### Requirement
Restate each of the lines below word for word and drop every picture.

### Listed entries
#####

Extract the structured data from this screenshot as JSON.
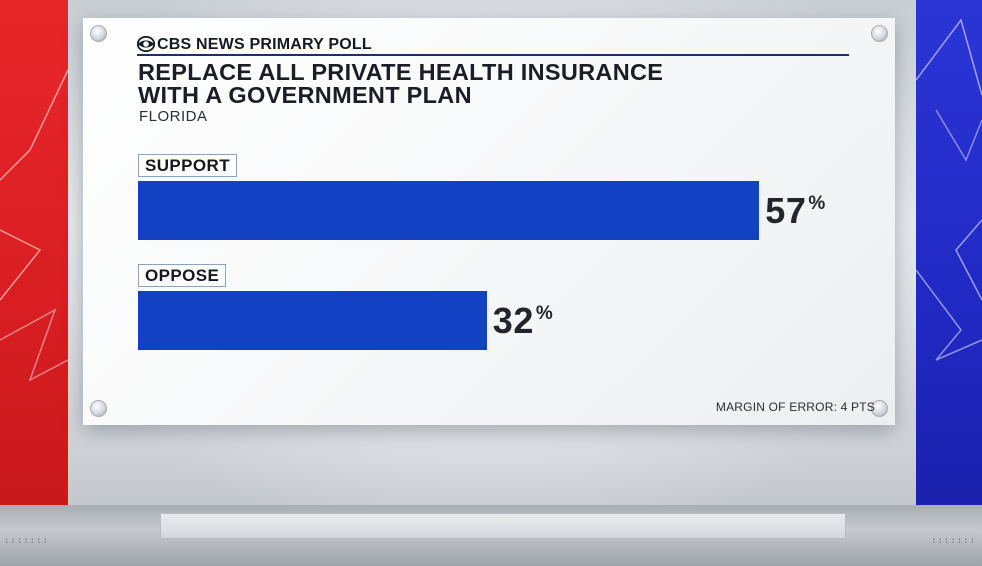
{
  "brand": {
    "logo_icon": "cbs-eye-icon",
    "header": "CBS NEWS PRIMARY POLL"
  },
  "chart_data": {
    "type": "bar",
    "orientation": "horizontal",
    "title": "REPLACE ALL PRIVATE HEALTH INSURANCE\nWITH A GOVERNMENT PLAN",
    "subtitle": "FLORIDA",
    "categories": [
      "SUPPORT",
      "OPPOSE"
    ],
    "values": [
      57,
      32
    ],
    "value_suffix": "%",
    "xlim": [
      0,
      100
    ],
    "bar_color": "#1241c4",
    "grid": false,
    "legend": false
  },
  "footnote": "MARGIN OF ERROR: 4 PTS",
  "colors": {
    "left_wall": "#e0262a",
    "right_wall": "#2530d0",
    "title_text": "#1b1e24"
  }
}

#####

### Exercise result
Extract the structured data from this screenshot as JSON.
{
  "brand": {
    "logo_icon": "cbs-eye-icon",
    "header": "CBS NEWS PRIMARY POLL"
  },
  "chart_data": {
    "type": "bar",
    "orientation": "horizontal",
    "title": "REPLACE ALL PRIVATE HEALTH INSURANCE\nWITH A GOVERNMENT PLAN",
    "subtitle": "FLORIDA",
    "categories": [
      "SUPPORT",
      "OPPOSE"
    ],
    "values": [
      57,
      32
    ],
    "value_suffix": "%",
    "xlim": [
      0,
      100
    ],
    "bar_color": "#1241c4",
    "grid": false,
    "legend": false
  },
  "footnote": "MARGIN OF ERROR: 4 PTS",
  "colors": {
    "left_wall": "#e0262a",
    "right_wall": "#2530d0",
    "title_text": "#1b1e24"
  }
}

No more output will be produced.